Begin
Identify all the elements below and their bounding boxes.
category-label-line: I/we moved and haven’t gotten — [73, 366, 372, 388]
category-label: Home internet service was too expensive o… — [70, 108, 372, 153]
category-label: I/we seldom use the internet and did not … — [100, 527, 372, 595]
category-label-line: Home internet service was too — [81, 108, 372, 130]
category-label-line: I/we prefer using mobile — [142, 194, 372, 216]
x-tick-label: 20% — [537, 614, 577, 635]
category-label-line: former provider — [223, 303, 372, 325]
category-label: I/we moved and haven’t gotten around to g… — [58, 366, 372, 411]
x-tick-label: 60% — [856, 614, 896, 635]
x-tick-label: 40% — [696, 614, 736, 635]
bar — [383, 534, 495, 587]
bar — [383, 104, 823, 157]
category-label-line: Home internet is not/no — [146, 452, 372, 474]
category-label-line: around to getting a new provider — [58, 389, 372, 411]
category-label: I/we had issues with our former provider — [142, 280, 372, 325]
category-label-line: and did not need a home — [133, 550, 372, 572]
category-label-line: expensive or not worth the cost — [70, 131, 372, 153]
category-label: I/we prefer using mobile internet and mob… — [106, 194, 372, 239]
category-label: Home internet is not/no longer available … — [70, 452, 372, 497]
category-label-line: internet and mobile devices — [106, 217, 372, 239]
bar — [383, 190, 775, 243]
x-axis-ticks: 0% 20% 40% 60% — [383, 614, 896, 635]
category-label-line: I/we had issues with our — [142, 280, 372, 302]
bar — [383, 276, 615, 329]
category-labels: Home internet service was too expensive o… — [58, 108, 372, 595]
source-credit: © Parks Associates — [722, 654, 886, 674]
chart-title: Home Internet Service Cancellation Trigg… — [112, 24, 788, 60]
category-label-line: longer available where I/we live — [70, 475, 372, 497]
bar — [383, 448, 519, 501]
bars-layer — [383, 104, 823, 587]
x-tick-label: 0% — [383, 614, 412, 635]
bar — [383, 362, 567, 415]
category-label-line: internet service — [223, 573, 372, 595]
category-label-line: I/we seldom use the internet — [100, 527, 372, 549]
End
Task requirements — Output the data above unchanged, from its first line through the line containing "category-label-line: around to", both included.

Reply to the task —
Identify all the elements below and their bounding boxes.
category-label-line: I/we moved and haven’t gotten — [73, 366, 372, 388]
category-label: Home internet service was too expensive o… — [70, 108, 372, 153]
category-label: I/we seldom use the internet and did not … — [100, 527, 372, 595]
category-label-line: Home internet service was too — [81, 108, 372, 130]
category-label-line: I/we prefer using mobile — [142, 194, 372, 216]
x-tick-label: 20% — [537, 614, 577, 635]
category-label-line: former provider — [223, 303, 372, 325]
category-label: I/we moved and haven’t gotten around to g… — [58, 366, 372, 411]
x-tick-label: 60% — [856, 614, 896, 635]
x-tick-label: 40% — [696, 614, 736, 635]
bar — [383, 534, 495, 587]
bar — [383, 104, 823, 157]
category-label-line: Home internet is not/no — [146, 452, 372, 474]
category-label-line: around to getting a new provider — [58, 389, 372, 411]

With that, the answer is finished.